■ INSTRUCTIONS TO FOLLOW ■
Count every line that holds the string "likes", and report the number alone.

## BEGIN

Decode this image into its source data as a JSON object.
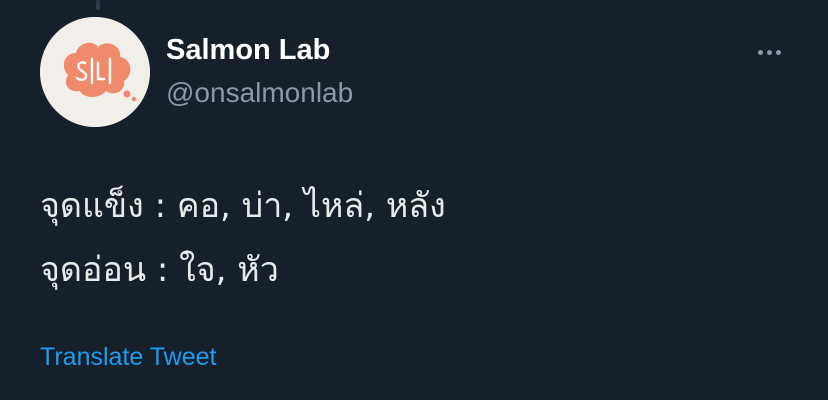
{
  "tweet": {
    "author": {
      "display_name": "Salmon Lab",
      "handle": "@onsalmonlab",
      "avatar_text": "S|L|"
    },
    "more_options_icon": "more-horizontal-icon",
    "text_lines": [
      "จุดแข็ง : คอ, บ่า, ไหล่, หลัง",
      "จุดอ่อน :  ใจ, หัว"
    ],
    "translate_label": "Translate Tweet"
  },
  "colors": {
    "background": "#15202b",
    "primary_text": "#e7e9ea",
    "secondary_text": "#8b98a5",
    "link": "#1d9bf0",
    "avatar_brand": "#f08a6c"
  }
}
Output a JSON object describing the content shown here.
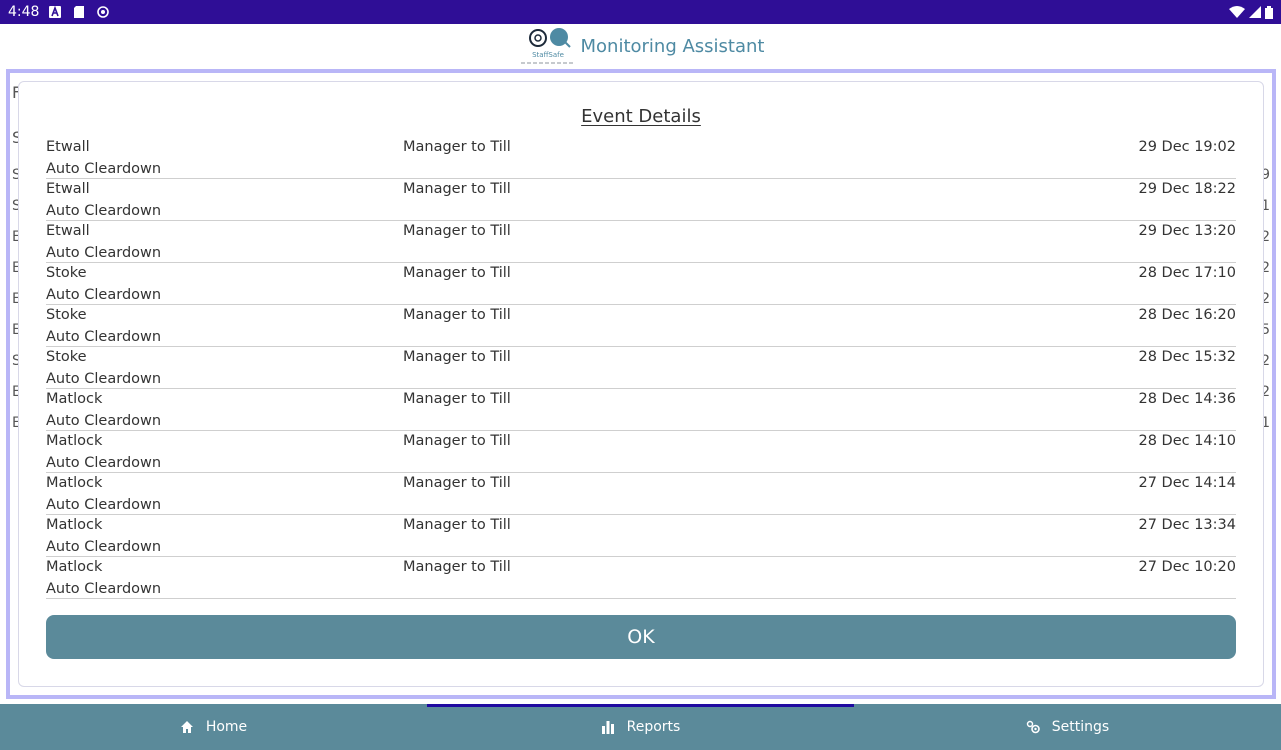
{
  "status_bar": {
    "time": "4:48"
  },
  "header": {
    "title": "Monitoring Assistant",
    "logo_text": "StaffSafe"
  },
  "background_fragments": {
    "left": [
      "F",
      "S",
      "S",
      "S",
      "E",
      "E",
      "E",
      "E",
      "S",
      "E",
      "E"
    ],
    "right": [
      "9",
      "1",
      "2",
      "2",
      "2",
      "5",
      "2",
      "2",
      "1"
    ]
  },
  "dialog": {
    "title": "Event Details",
    "events": [
      {
        "site": "Etwall",
        "type": "Manager to Till",
        "time": "29 Dec 19:02",
        "action": "Auto Cleardown"
      },
      {
        "site": "Etwall",
        "type": "Manager to Till",
        "time": "29 Dec 18:22",
        "action": "Auto Cleardown"
      },
      {
        "site": "Etwall",
        "type": "Manager to Till",
        "time": "29 Dec 13:20",
        "action": "Auto Cleardown"
      },
      {
        "site": "Stoke",
        "type": "Manager to Till",
        "time": "28 Dec 17:10",
        "action": "Auto Cleardown"
      },
      {
        "site": "Stoke",
        "type": "Manager to Till",
        "time": "28 Dec 16:20",
        "action": "Auto Cleardown"
      },
      {
        "site": "Stoke",
        "type": "Manager to Till",
        "time": "28 Dec 15:32",
        "action": "Auto Cleardown"
      },
      {
        "site": "Matlock",
        "type": "Manager to Till",
        "time": "28 Dec 14:36",
        "action": "Auto Cleardown"
      },
      {
        "site": "Matlock",
        "type": "Manager to Till",
        "time": "28 Dec 14:10",
        "action": "Auto Cleardown"
      },
      {
        "site": "Matlock",
        "type": "Manager to Till",
        "time": "27 Dec 14:14",
        "action": "Auto Cleardown"
      },
      {
        "site": "Matlock",
        "type": "Manager to Till",
        "time": "27 Dec 13:34",
        "action": "Auto Cleardown"
      },
      {
        "site": "Matlock",
        "type": "Manager to Till",
        "time": "27 Dec 10:20",
        "action": "Auto Cleardown"
      }
    ],
    "ok_label": "OK"
  },
  "bottom_nav": {
    "items": [
      {
        "label": "Home",
        "icon": "home-icon"
      },
      {
        "label": "Reports",
        "icon": "bar-chart-icon"
      },
      {
        "label": "Settings",
        "icon": "gear-icon"
      }
    ],
    "active_index": 1
  },
  "colors": {
    "status_bar": "#2f0e96",
    "header_title": "#4e8aa3",
    "accent": "#5b8a9a",
    "frame": "#b9b6f7",
    "nav_active": "#1f0aa0"
  }
}
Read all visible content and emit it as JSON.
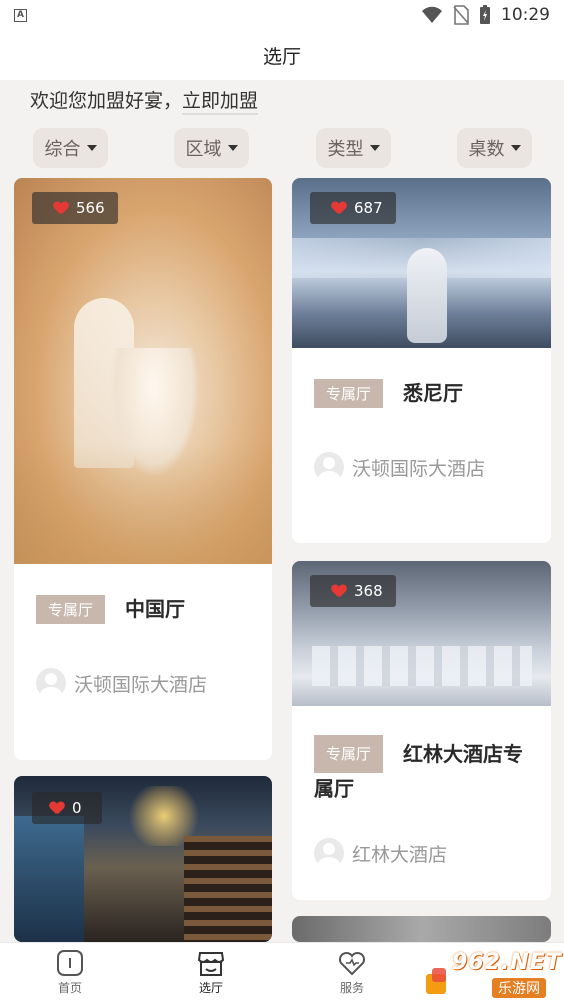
{
  "status_bar": {
    "time": "10:29",
    "left_icon": "A"
  },
  "header": {
    "title": "选厅"
  },
  "welcome": {
    "text": "欢迎您加盟好宴，",
    "link": "立即加盟"
  },
  "filters": [
    {
      "label": "综合"
    },
    {
      "label": "区域"
    },
    {
      "label": "类型"
    },
    {
      "label": "桌数"
    }
  ],
  "cards": [
    {
      "likes": "566",
      "tag": "专属厅",
      "hall": "中国厅",
      "hotel": "沃顿国际大酒店"
    },
    {
      "likes": "687",
      "tag": "专属厅",
      "hall": "悉尼厅",
      "hotel": "沃顿国际大酒店"
    },
    {
      "likes": "368",
      "tag": "专属厅",
      "hall": "红林大酒店专属厅",
      "hotel": "红林大酒店"
    },
    {
      "likes": "0"
    }
  ],
  "tabbar": {
    "items": [
      {
        "label": "首页"
      },
      {
        "label": "选厅"
      },
      {
        "label": "服务"
      }
    ]
  },
  "watermark": {
    "brand": "962.NET",
    "sub": "乐游网"
  }
}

## END

■ RESPONSE TO THIS EXERCISE ■
4